WHAT IS NEEDED:
Retype the listing that follows, exactly as written.
▶
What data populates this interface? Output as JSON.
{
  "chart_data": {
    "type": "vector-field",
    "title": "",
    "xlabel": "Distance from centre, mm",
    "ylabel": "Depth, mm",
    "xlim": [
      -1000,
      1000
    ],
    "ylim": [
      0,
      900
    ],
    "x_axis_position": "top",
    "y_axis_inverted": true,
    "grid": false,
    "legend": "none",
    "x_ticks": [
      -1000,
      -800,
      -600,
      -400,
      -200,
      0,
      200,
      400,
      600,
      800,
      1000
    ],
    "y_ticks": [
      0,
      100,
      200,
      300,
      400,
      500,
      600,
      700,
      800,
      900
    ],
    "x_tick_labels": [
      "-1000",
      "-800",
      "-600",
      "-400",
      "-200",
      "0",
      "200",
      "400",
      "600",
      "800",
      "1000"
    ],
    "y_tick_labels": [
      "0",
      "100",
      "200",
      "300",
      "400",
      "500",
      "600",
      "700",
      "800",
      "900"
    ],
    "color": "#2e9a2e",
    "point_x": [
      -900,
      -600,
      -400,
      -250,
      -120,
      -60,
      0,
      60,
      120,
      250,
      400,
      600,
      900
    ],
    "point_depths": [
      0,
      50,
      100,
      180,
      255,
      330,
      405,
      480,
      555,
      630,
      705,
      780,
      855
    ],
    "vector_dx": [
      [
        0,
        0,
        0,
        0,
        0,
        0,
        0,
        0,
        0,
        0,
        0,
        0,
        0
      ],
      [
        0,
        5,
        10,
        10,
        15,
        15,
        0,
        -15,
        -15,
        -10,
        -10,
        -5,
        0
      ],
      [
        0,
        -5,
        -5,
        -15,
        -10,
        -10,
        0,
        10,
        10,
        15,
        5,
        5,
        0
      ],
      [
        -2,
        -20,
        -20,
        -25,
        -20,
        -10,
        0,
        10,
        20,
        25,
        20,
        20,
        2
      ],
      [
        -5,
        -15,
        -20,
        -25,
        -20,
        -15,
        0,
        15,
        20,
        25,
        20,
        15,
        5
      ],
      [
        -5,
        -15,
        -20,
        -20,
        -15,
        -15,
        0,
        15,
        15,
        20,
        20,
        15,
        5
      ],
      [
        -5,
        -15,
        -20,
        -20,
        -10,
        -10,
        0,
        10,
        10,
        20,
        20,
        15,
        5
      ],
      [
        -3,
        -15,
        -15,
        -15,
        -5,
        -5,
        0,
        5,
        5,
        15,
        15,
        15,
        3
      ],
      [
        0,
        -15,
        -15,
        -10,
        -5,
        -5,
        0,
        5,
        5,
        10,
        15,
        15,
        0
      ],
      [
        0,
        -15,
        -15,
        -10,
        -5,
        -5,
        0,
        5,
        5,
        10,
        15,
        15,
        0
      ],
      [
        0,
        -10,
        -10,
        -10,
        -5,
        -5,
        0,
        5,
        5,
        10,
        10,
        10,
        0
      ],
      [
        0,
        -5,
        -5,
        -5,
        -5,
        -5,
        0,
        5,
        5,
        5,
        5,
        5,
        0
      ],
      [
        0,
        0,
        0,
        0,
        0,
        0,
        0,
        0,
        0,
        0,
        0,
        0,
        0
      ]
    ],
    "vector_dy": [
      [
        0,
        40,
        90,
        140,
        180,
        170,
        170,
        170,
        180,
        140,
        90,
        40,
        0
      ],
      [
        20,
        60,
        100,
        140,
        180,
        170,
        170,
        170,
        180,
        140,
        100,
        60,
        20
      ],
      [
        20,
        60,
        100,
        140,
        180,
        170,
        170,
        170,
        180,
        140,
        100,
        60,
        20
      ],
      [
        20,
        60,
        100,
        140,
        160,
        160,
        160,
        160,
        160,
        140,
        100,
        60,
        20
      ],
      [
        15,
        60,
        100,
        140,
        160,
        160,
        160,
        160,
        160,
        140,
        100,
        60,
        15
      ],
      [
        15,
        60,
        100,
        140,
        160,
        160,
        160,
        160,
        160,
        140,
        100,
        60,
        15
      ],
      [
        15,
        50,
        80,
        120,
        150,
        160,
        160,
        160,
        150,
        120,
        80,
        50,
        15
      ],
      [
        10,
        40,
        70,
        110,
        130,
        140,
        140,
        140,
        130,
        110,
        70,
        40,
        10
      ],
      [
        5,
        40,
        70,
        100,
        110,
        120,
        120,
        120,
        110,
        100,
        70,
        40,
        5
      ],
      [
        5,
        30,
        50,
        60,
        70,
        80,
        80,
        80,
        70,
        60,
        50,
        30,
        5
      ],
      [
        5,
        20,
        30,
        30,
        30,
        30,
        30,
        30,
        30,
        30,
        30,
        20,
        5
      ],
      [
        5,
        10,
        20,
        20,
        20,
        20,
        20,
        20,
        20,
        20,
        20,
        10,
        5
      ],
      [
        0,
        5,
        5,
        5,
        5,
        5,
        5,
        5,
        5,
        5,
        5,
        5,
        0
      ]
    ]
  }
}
◀
ANSWER TO THIS TASK:
What data populates this interface? Output as JSON.
{
  "chart_data": {
    "type": "vector-field",
    "title": "",
    "xlabel": "Distance from centre, mm",
    "ylabel": "Depth, mm",
    "xlim": [
      -1000,
      1000
    ],
    "ylim": [
      0,
      900
    ],
    "x_axis_position": "top",
    "y_axis_inverted": true,
    "grid": false,
    "legend": "none",
    "x_ticks": [
      -1000,
      -800,
      -600,
      -400,
      -200,
      0,
      200,
      400,
      600,
      800,
      1000
    ],
    "y_ticks": [
      0,
      100,
      200,
      300,
      400,
      500,
      600,
      700,
      800,
      900
    ],
    "x_tick_labels": [
      "-1000",
      "-800",
      "-600",
      "-400",
      "-200",
      "0",
      "200",
      "400",
      "600",
      "800",
      "1000"
    ],
    "y_tick_labels": [
      "0",
      "100",
      "200",
      "300",
      "400",
      "500",
      "600",
      "700",
      "800",
      "900"
    ],
    "color": "#2e9a2e",
    "point_x": [
      -900,
      -600,
      -400,
      -250,
      -120,
      -60,
      0,
      60,
      120,
      250,
      400,
      600,
      900
    ],
    "point_depths": [
      0,
      50,
      100,
      180,
      255,
      330,
      405,
      480,
      555,
      630,
      705,
      780,
      855
    ],
    "vector_dx": [
      [
        0,
        0,
        0,
        0,
        0,
        0,
        0,
        0,
        0,
        0,
        0,
        0,
        0
      ],
      [
        0,
        5,
        10,
        10,
        15,
        15,
        0,
        -15,
        -15,
        -10,
        -10,
        -5,
        0
      ],
      [
        0,
        -5,
        -5,
        -15,
        -10,
        -10,
        0,
        10,
        10,
        15,
        5,
        5,
        0
      ],
      [
        -2,
        -20,
        -20,
        -25,
        -20,
        -10,
        0,
        10,
        20,
        25,
        20,
        20,
        2
      ],
      [
        -5,
        -15,
        -20,
        -25,
        -20,
        -15,
        0,
        15,
        20,
        25,
        20,
        15,
        5
      ],
      [
        -5,
        -15,
        -20,
        -20,
        -15,
        -15,
        0,
        15,
        15,
        20,
        20,
        15,
        5
      ],
      [
        -5,
        -15,
        -20,
        -20,
        -10,
        -10,
        0,
        10,
        10,
        20,
        20,
        15,
        5
      ],
      [
        -3,
        -15,
        -15,
        -15,
        -5,
        -5,
        0,
        5,
        5,
        15,
        15,
        15,
        3
      ],
      [
        0,
        -15,
        -15,
        -10,
        -5,
        -5,
        0,
        5,
        5,
        10,
        15,
        15,
        0
      ],
      [
        0,
        -15,
        -15,
        -10,
        -5,
        -5,
        0,
        5,
        5,
        10,
        15,
        15,
        0
      ],
      [
        0,
        -10,
        -10,
        -10,
        -5,
        -5,
        0,
        5,
        5,
        10,
        10,
        10,
        0
      ],
      [
        0,
        -5,
        -5,
        -5,
        -5,
        -5,
        0,
        5,
        5,
        5,
        5,
        5,
        0
      ],
      [
        0,
        0,
        0,
        0,
        0,
        0,
        0,
        0,
        0,
        0,
        0,
        0,
        0
      ]
    ],
    "vector_dy": [
      [
        0,
        40,
        90,
        140,
        180,
        170,
        170,
        170,
        180,
        140,
        90,
        40,
        0
      ],
      [
        20,
        60,
        100,
        140,
        180,
        170,
        170,
        170,
        180,
        140,
        100,
        60,
        20
      ],
      [
        20,
        60,
        100,
        140,
        180,
        170,
        170,
        170,
        180,
        140,
        100,
        60,
        20
      ],
      [
        20,
        60,
        100,
        140,
        160,
        160,
        160,
        160,
        160,
        140,
        100,
        60,
        20
      ],
      [
        15,
        60,
        100,
        140,
        160,
        160,
        160,
        160,
        160,
        140,
        100,
        60,
        15
      ],
      [
        15,
        60,
        100,
        140,
        160,
        160,
        160,
        160,
        160,
        140,
        100,
        60,
        15
      ],
      [
        15,
        50,
        80,
        120,
        150,
        160,
        160,
        160,
        150,
        120,
        80,
        50,
        15
      ],
      [
        10,
        40,
        70,
        110,
        130,
        140,
        140,
        140,
        130,
        110,
        70,
        40,
        10
      ],
      [
        5,
        40,
        70,
        100,
        110,
        120,
        120,
        120,
        110,
        100,
        70,
        40,
        5
      ],
      [
        5,
        30,
        50,
        60,
        70,
        80,
        80,
        80,
        70,
        60,
        50,
        30,
        5
      ],
      [
        5,
        20,
        30,
        30,
        30,
        30,
        30,
        30,
        30,
        30,
        30,
        20,
        5
      ],
      [
        5,
        10,
        20,
        20,
        20,
        20,
        20,
        20,
        20,
        20,
        20,
        10,
        5
      ],
      [
        0,
        5,
        5,
        5,
        5,
        5,
        5,
        5,
        5,
        5,
        5,
        5,
        0
      ]
    ]
  }
}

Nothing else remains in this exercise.